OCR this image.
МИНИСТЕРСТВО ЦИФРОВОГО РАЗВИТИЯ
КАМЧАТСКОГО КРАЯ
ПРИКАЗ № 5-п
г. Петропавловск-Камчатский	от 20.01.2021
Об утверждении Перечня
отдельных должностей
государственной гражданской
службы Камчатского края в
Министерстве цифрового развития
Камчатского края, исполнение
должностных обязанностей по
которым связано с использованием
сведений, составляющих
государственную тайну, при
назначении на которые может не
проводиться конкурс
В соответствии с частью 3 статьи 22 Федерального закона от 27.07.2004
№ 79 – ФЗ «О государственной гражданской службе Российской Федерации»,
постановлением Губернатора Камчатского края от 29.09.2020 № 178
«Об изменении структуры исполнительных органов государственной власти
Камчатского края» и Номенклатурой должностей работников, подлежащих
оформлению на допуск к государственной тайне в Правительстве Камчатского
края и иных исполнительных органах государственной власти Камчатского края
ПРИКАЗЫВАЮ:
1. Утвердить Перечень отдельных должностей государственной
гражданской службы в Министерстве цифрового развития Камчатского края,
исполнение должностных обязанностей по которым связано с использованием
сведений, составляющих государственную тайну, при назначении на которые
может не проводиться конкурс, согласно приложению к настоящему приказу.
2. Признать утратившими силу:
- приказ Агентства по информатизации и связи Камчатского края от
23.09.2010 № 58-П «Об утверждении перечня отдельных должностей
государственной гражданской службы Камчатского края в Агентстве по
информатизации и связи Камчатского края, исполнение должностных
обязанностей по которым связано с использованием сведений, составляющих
········
§ **Work to do**: Return the listing above in its exact form.

§ **Result for this task**:
OCR this image.
МИНИСТЕРСТВО ЦИФРОВОГО РАЗВИТИЯ
КАМЧАТСКОГО КРАЯ
ПРИКАЗ № 5-п
г. Петропавловск-Камчатский	от 20.01.2021
Об утверждении Перечня
отдельных должностей
государственной гражданской
службы Камчатского края в
Министерстве цифрового развития
Камчатского края, исполнение
должностных обязанностей по
которым связано с использованием
сведений, составляющих
государственную тайну, при
назначении на которые может не
проводиться конкурс
В соответствии с частью 3 статьи 22 Федерального закона от 27.07.2004
№ 79 – ФЗ «О государственной гражданской службе Российской Федерации»,
постановлением Губернатора Камчатского края от 29.09.2020 № 178
«Об изменении структуры исполнительных органов государственной власти
Камчатского края» и Номенклатурой должностей работников, подлежащих
оформлению на допуск к государственной тайне в Правительстве Камчатского
края и иных исполнительных органах государственной власти Камчатского края
ПРИКАЗЫВАЮ:
1. Утвердить Перечень отдельных должностей государственной
гражданской службы в Министерстве цифрового развития Камчатского края,
исполнение должностных обязанностей по которым связано с использованием
сведений, составляющих государственную тайну, при назначении на которые
может не проводиться конкурс, согласно приложению к настоящему приказу.
2. Признать утратившими силу:
- приказ Агентства по информатизации и связи Камчатского края от
23.09.2010 № 58-П «Об утверждении перечня отдельных должностей
государственной гражданской службы Камчатского края в Агентстве по
информатизации и связи Камчатского края, исполнение должностных
обязанностей по которым связано с использованием сведений, составляющих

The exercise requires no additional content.